** BEGIN **
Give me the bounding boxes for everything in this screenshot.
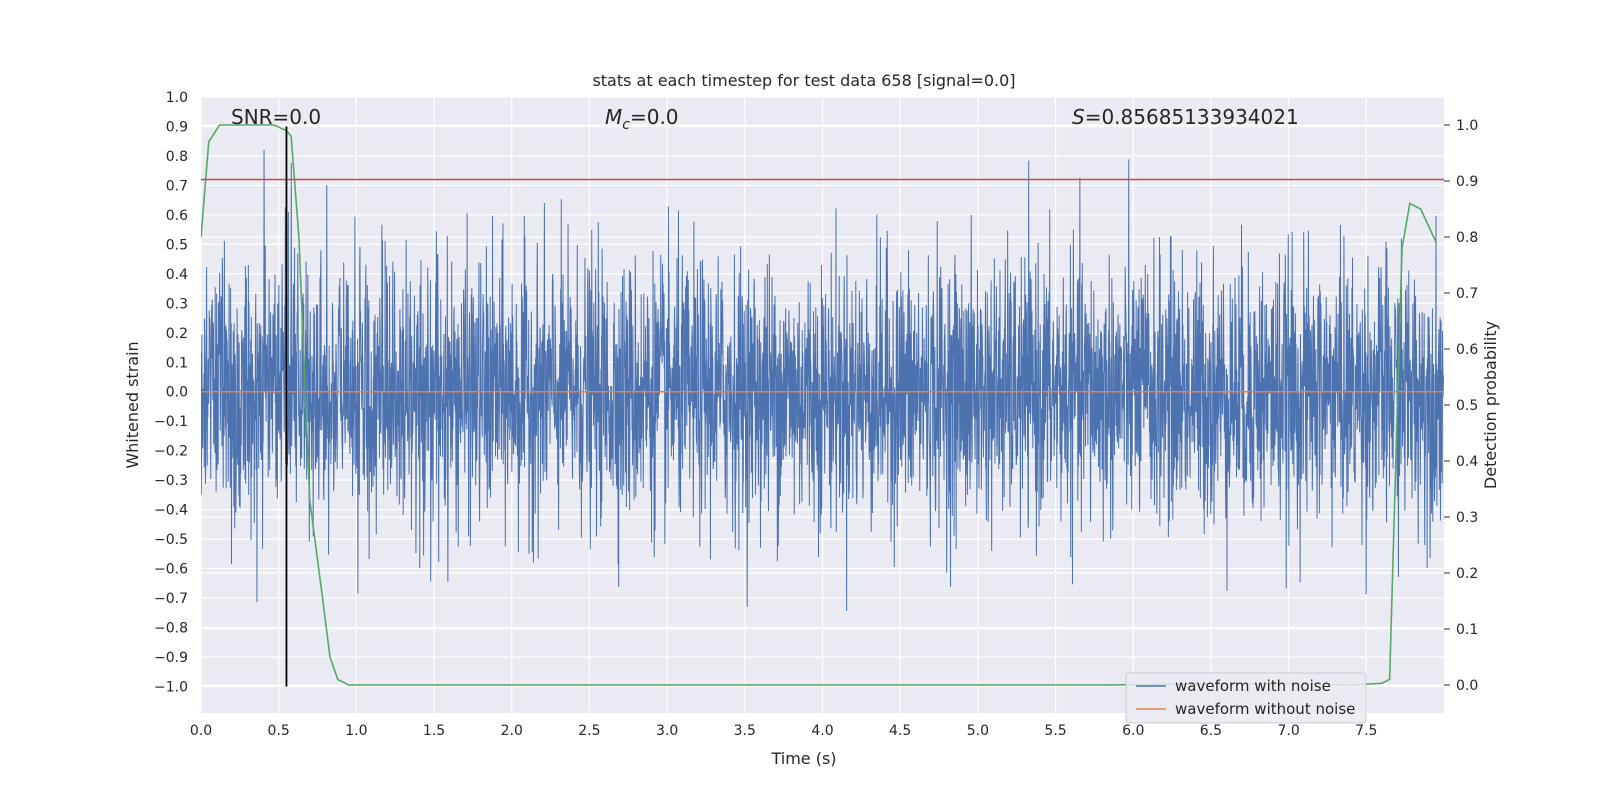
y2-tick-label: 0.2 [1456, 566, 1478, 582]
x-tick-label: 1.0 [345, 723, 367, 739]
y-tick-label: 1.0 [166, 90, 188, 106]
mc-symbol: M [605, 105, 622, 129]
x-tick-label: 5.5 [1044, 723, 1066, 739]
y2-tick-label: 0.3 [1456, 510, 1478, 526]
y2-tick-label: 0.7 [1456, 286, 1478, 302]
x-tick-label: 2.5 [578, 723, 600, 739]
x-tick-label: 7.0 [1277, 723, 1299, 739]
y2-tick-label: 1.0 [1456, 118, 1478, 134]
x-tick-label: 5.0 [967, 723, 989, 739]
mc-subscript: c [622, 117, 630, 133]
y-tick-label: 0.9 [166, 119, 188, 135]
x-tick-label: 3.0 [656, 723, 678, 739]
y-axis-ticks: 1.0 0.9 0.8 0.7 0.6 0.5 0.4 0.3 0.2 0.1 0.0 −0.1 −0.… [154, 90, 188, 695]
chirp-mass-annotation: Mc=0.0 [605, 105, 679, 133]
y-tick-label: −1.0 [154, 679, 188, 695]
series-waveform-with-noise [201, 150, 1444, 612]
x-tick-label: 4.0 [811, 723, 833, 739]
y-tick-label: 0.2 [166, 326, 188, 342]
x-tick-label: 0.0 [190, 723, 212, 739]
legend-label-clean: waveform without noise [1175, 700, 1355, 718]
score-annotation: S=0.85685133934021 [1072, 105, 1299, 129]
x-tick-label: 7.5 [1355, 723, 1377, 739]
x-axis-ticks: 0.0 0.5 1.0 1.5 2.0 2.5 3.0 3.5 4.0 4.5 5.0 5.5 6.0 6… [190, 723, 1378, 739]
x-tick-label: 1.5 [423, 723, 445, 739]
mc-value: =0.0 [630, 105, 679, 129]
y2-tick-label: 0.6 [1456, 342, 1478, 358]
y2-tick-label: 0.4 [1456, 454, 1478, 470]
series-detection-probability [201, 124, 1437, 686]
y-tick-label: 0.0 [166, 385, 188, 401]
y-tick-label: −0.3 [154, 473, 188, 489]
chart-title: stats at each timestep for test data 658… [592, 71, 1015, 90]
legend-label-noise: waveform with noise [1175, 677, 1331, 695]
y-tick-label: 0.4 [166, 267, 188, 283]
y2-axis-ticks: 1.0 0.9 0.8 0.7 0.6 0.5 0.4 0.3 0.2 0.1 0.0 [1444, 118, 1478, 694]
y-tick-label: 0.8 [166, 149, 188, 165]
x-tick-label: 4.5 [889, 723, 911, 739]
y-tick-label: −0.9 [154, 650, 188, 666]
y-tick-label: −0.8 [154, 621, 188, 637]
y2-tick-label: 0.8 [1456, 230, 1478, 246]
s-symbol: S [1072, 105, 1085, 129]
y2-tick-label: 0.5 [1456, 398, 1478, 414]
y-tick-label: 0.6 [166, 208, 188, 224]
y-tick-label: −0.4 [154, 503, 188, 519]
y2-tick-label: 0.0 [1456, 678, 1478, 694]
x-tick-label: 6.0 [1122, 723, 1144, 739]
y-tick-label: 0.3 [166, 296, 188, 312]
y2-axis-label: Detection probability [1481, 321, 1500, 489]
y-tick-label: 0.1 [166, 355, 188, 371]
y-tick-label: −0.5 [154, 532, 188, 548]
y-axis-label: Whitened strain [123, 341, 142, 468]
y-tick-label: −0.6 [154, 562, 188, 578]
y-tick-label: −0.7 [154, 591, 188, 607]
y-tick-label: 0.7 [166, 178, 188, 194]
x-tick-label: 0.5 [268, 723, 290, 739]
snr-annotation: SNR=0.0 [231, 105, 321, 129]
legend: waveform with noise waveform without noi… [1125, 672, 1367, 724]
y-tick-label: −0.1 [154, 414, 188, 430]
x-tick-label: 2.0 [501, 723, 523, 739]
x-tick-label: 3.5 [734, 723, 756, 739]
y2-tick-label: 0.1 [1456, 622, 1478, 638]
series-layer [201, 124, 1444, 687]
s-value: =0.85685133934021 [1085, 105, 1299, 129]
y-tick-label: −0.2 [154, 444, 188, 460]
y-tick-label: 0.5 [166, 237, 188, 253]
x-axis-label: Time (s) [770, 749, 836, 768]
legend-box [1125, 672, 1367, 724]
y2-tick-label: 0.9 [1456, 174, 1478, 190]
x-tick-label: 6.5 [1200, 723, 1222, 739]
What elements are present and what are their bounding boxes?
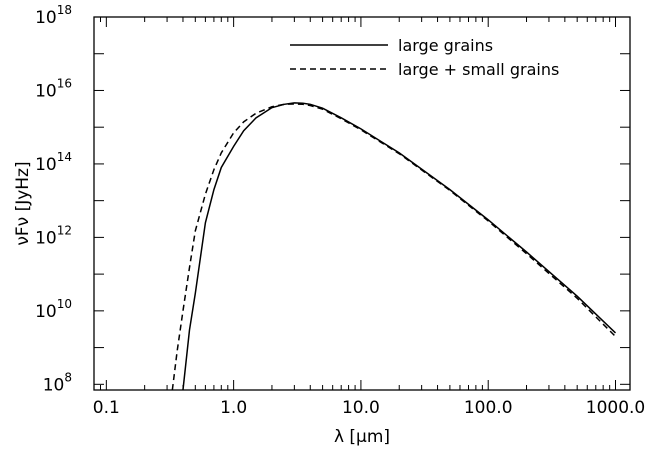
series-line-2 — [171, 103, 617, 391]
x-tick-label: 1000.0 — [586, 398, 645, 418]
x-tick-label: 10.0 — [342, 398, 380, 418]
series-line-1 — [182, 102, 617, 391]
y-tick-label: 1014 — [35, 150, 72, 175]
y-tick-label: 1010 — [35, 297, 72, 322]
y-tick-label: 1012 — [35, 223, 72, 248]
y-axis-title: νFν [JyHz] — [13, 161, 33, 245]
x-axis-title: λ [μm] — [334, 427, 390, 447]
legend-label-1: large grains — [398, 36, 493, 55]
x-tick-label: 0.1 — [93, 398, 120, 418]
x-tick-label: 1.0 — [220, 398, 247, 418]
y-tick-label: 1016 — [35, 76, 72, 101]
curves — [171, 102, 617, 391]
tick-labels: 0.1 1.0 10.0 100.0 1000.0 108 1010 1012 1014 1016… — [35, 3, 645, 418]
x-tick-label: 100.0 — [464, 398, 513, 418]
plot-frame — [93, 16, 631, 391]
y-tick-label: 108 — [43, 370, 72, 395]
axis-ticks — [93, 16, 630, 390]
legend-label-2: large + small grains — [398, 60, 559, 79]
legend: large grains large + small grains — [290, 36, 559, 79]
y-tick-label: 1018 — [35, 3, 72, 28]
** END **
** BEGIN **
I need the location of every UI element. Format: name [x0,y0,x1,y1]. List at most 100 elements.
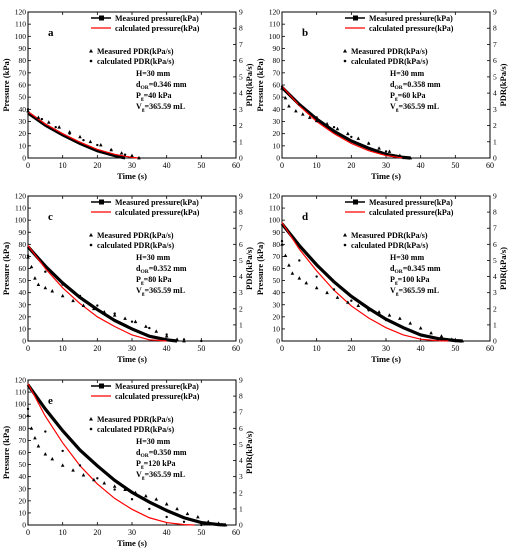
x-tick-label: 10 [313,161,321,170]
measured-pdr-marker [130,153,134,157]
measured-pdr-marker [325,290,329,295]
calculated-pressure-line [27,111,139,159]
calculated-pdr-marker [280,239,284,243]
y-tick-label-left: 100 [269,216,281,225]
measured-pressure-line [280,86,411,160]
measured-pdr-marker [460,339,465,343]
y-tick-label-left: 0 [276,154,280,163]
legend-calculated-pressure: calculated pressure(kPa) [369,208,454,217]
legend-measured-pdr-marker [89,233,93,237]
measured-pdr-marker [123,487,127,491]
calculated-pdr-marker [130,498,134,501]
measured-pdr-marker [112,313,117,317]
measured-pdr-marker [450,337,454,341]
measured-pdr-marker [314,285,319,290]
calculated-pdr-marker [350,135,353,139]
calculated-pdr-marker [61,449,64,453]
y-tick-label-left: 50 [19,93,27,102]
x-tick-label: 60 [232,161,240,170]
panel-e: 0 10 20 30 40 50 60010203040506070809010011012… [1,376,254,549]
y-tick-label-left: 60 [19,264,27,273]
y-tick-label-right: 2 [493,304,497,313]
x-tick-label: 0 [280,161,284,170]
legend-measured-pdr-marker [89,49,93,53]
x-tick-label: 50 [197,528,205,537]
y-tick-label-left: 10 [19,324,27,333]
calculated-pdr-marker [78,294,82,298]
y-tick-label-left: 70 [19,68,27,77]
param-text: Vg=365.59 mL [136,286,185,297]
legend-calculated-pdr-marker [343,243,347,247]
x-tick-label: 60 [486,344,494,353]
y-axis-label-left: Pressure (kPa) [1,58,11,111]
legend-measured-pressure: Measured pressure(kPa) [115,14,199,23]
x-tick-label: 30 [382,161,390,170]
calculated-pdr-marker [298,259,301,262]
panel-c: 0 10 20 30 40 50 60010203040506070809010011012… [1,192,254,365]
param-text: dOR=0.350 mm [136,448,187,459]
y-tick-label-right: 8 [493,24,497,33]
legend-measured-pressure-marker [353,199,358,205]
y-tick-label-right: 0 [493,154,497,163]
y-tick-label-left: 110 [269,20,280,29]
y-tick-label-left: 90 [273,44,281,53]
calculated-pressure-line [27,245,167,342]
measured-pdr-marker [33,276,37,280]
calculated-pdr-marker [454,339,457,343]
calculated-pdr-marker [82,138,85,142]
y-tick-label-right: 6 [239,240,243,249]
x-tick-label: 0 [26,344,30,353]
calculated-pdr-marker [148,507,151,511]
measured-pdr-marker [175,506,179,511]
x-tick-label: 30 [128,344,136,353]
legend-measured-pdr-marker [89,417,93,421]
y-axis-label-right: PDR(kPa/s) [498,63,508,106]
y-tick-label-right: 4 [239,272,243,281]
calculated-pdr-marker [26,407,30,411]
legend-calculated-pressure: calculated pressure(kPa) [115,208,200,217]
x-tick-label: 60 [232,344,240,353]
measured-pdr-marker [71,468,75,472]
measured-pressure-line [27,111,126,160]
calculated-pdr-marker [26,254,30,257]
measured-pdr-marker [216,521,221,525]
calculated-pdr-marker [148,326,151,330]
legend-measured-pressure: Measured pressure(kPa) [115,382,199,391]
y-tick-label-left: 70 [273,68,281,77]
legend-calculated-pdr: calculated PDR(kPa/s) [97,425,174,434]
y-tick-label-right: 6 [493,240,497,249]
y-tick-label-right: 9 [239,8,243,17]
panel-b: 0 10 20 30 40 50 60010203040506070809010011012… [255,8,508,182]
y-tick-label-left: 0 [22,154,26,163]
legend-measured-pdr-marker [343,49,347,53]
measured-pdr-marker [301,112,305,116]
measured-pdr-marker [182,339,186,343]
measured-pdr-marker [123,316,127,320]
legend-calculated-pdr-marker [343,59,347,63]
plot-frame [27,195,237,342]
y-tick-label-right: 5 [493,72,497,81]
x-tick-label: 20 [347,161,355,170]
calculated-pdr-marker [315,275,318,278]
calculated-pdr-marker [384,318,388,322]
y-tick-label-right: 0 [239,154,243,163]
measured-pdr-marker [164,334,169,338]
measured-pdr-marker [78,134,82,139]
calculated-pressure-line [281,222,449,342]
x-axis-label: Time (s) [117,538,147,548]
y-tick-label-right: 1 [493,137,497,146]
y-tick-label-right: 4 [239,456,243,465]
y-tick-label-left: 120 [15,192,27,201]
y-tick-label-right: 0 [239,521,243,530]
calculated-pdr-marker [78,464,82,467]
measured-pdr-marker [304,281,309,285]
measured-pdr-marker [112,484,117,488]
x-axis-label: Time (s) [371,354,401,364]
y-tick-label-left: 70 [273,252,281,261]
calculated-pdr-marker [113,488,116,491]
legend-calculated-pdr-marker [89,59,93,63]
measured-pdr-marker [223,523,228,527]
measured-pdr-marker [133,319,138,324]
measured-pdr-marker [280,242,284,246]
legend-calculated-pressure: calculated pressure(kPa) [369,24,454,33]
** END **
** BEGIN **
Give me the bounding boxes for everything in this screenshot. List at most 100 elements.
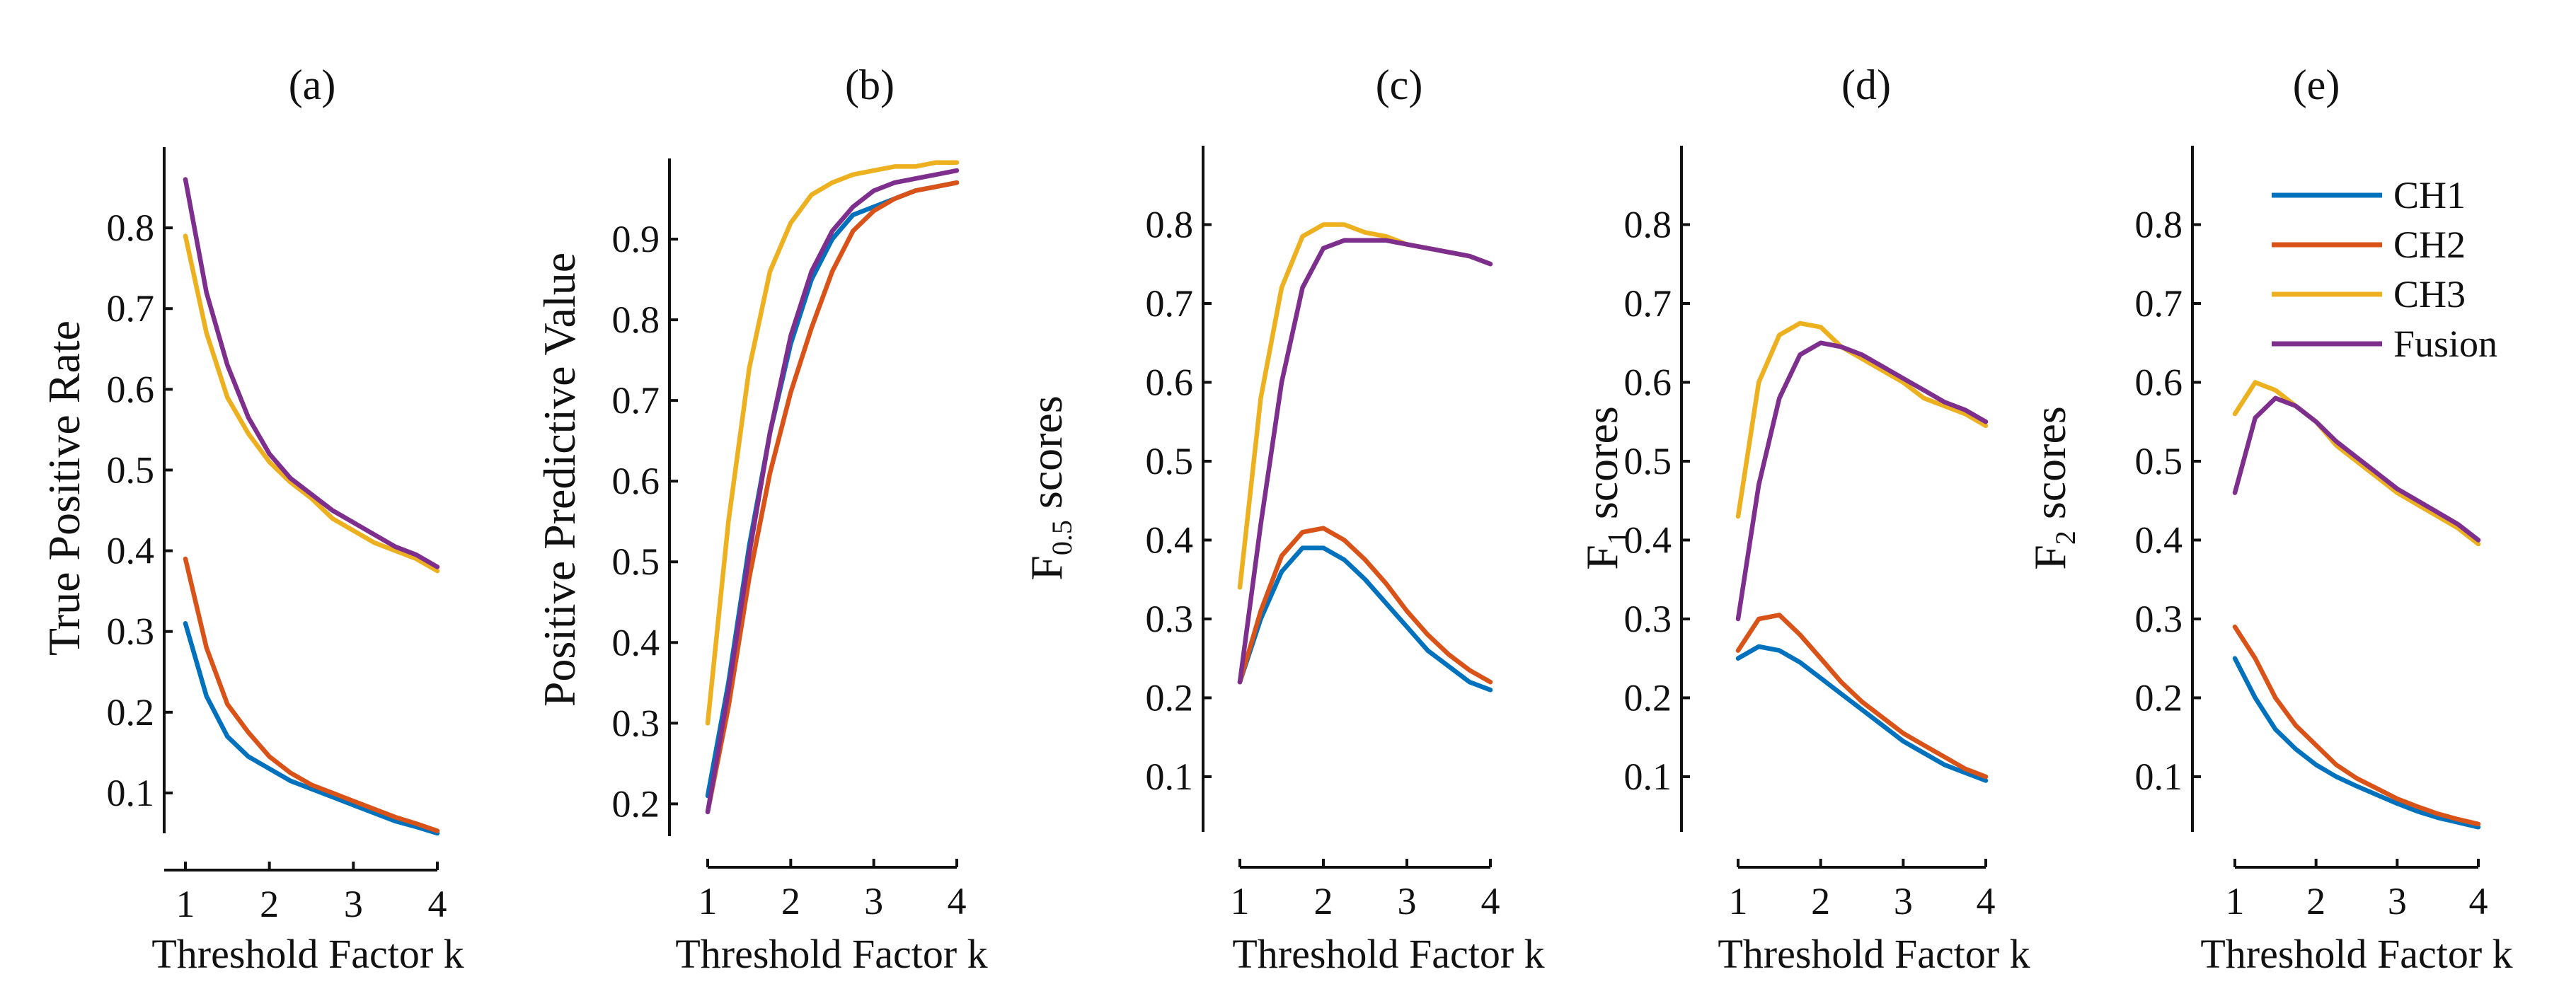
** END **
EXERCISE PROMPT: Rewrite the material from the line containing "I need the location" through the line containing "y-axis-label-left: Pressure (kPa)", replacing "param-text" with "parameter-text" and changing nothing else. Leave the pictures out.

EXERCISE ANSWER:
I need the location of every UI element. Format: name [x0,y0,x1,y1]. List at most 100 elements.
x-tick-label: 10 [313,161,321,170]
measured-pdr-marker [130,153,134,157]
measured-pdr-marker [325,290,329,295]
calculated-pressure-line [27,111,139,159]
calculated-pdr-marker [280,239,284,243]
y-tick-label-left: 100 [269,216,281,225]
measured-pressure-line [280,86,411,160]
measured-pdr-marker [460,339,465,343]
y-tick-label-left: 0 [276,154,280,163]
legend-calculated-pressure: calculated pressure(kPa) [369,208,454,217]
legend-measured-pdr-marker [89,233,93,237]
measured-pdr-marker [123,487,127,491]
calculated-pdr-marker [130,498,134,501]
measured-pdr-marker [112,313,117,317]
measured-pdr-marker [450,337,454,341]
measured-pdr-marker [314,285,319,290]
calculated-pdr-marker [350,135,353,139]
calculated-pdr-marker [61,449,64,453]
y-tick-label-left: 50 [19,93,27,102]
x-tick-label: 60 [232,161,240,170]
panel-e: 0 10 20 30 40 50 60010203040506070809010011012… [1,376,254,549]
y-tick-label-left: 60 [19,264,27,273]
y-tick-label-right: 2 [493,304,497,313]
x-tick-label: 0 [280,161,284,170]
legend-measured-pdr-marker [89,49,93,53]
x-tick-label: 50 [197,528,205,537]
y-tick-label-left: 10 [19,324,27,333]
calculated-pdr-marker [78,294,82,298]
y-tick-label-left: 70 [19,68,27,77]
parameter-text: Vg=365.59 mL [136,286,185,297]
legend-calculated-pdr-marker [343,243,347,247]
x-tick-label: 60 [486,344,494,353]
y-axis-label-left: Pressure (kPa) [1,58,11,111]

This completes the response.